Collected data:
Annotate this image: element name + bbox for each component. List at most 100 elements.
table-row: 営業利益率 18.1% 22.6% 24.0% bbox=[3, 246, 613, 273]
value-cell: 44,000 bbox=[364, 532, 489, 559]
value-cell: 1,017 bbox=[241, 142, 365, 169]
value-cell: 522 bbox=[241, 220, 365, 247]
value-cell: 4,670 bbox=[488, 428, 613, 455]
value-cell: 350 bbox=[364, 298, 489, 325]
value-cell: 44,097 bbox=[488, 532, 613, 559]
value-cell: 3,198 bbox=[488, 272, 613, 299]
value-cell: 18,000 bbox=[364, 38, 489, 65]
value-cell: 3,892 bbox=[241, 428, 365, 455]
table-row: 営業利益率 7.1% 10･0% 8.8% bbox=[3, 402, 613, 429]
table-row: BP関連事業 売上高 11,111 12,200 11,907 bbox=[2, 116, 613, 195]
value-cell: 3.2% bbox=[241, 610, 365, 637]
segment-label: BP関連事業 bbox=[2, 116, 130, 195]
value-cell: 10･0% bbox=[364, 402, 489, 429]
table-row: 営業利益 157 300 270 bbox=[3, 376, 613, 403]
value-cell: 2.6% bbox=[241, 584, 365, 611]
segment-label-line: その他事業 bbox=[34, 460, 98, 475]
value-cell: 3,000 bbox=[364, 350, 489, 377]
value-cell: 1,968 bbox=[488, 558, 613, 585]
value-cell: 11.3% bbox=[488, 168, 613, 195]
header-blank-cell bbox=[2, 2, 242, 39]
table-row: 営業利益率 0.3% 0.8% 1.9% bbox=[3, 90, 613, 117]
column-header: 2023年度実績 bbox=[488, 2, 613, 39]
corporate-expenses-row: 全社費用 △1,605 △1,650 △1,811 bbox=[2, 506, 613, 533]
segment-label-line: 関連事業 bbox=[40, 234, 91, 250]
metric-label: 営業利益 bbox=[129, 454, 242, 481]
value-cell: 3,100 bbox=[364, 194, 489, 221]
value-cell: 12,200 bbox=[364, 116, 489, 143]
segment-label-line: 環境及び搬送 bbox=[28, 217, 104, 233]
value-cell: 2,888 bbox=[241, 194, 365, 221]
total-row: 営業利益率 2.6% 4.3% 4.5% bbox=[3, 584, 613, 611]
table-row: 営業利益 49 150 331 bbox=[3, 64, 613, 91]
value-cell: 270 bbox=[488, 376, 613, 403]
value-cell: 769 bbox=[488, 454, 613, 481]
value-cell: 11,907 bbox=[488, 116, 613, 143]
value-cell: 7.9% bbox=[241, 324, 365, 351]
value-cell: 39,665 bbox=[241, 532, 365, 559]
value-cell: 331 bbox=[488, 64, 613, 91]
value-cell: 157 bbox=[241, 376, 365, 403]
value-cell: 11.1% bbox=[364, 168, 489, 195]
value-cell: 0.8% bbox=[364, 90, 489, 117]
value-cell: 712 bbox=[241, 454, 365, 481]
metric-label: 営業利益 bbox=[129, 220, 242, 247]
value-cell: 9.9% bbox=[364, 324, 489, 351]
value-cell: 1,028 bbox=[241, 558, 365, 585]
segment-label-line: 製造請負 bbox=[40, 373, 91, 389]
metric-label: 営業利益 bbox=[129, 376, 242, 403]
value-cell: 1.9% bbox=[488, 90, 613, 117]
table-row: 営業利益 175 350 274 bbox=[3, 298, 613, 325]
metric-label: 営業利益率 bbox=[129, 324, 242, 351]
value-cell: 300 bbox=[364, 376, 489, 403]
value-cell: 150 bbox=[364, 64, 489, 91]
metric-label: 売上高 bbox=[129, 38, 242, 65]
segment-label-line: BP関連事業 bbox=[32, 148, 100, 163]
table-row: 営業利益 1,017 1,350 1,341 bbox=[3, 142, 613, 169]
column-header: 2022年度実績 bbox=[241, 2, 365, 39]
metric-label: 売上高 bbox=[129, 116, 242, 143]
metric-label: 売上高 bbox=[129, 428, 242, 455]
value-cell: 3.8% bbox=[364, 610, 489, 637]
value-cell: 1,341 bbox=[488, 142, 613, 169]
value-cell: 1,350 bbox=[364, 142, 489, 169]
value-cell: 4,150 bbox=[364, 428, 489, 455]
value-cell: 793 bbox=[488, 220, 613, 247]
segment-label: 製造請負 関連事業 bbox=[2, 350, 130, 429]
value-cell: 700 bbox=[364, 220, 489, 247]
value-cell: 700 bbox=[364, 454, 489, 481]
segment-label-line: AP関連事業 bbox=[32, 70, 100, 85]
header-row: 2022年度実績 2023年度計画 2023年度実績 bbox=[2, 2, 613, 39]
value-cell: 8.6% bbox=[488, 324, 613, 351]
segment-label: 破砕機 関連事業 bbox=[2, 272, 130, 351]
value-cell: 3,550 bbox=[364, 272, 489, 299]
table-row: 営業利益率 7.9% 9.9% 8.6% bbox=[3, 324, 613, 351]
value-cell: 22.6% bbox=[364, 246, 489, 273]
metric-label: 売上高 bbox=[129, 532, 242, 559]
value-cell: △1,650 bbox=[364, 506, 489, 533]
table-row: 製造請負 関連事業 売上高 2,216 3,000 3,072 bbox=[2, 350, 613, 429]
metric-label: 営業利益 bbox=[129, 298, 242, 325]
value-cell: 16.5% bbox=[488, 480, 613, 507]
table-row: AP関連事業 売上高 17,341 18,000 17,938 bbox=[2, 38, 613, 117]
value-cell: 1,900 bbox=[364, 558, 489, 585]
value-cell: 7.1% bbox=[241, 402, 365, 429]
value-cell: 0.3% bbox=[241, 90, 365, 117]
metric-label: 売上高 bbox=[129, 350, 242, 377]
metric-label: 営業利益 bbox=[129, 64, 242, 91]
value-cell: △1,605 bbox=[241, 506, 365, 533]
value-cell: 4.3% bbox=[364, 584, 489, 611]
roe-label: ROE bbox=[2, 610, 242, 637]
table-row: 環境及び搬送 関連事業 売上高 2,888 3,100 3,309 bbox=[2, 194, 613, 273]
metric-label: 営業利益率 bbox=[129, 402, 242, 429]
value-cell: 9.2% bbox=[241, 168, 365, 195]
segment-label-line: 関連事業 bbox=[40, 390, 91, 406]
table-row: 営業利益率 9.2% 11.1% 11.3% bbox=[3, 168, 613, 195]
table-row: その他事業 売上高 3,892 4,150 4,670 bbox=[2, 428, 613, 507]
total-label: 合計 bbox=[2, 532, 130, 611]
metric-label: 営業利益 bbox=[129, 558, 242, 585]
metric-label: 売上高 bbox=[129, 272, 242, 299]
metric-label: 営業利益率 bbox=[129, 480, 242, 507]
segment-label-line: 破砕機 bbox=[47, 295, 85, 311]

What is asked -> Print the lines of the collected data above, starting with the first line and ending with the line that contains "value-cell: 350 bbox=[364, 298, 489, 325]", with both of those lines included.

Expected answer ->
Annotate this image: element name + bbox for each component. List at most 100 elements.
table-row: 営業利益率 18.1% 22.6% 24.0% bbox=[3, 246, 613, 273]
value-cell: 44,000 bbox=[364, 532, 489, 559]
value-cell: 1,017 bbox=[241, 142, 365, 169]
value-cell: 522 bbox=[241, 220, 365, 247]
value-cell: 4,670 bbox=[488, 428, 613, 455]
value-cell: 350 bbox=[364, 298, 489, 325]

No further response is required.